# What is expected
Track down every line below that holds "JSON" and copy it.

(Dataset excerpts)

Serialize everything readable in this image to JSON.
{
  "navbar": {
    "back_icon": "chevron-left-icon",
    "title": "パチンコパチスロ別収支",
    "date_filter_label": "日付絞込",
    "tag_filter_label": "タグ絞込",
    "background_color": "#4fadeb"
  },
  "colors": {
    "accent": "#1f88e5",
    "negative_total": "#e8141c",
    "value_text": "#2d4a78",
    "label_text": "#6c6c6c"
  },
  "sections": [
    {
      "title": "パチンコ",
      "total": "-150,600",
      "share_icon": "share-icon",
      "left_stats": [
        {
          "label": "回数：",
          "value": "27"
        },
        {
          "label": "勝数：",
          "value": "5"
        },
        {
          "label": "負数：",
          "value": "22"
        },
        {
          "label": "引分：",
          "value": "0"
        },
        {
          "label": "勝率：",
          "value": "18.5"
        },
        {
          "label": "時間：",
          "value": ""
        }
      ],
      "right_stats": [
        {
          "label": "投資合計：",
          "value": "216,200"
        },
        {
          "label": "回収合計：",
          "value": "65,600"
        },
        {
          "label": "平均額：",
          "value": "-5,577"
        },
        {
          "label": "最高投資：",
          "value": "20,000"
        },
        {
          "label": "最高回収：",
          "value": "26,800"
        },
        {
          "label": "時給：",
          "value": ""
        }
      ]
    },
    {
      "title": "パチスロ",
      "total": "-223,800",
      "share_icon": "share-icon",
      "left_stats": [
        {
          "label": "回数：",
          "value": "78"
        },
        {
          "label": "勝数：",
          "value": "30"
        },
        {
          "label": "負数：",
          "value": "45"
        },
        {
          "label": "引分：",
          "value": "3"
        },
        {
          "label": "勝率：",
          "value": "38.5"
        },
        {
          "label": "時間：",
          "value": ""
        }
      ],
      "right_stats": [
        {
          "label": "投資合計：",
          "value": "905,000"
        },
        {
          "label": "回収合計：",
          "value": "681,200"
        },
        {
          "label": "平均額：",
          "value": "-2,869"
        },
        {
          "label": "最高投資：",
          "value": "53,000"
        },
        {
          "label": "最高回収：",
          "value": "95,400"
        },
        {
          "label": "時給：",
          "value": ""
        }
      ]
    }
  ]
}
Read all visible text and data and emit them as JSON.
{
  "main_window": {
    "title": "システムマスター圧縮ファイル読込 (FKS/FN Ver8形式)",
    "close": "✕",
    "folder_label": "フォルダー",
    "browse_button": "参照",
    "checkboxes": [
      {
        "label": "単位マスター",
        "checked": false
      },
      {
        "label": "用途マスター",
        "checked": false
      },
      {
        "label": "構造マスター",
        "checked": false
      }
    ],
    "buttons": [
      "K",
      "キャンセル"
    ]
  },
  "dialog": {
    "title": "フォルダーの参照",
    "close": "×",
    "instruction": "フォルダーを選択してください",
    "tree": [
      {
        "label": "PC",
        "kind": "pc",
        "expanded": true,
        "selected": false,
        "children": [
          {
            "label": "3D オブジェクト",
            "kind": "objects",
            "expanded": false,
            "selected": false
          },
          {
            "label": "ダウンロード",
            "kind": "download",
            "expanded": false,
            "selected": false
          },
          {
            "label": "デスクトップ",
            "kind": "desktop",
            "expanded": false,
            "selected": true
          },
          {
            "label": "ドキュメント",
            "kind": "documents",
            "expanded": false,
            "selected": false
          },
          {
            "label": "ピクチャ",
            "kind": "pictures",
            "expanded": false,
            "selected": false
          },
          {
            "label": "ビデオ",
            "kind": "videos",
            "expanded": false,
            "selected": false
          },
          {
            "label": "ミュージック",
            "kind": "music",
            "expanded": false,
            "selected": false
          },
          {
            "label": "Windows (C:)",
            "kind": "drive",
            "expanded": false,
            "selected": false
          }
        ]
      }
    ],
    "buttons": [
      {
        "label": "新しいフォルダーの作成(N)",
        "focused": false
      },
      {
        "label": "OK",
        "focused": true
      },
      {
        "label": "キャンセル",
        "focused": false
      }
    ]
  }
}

# Correct output
Serialize everything readable in this image to JSON.
Read all visible text and data and emit them as JSON.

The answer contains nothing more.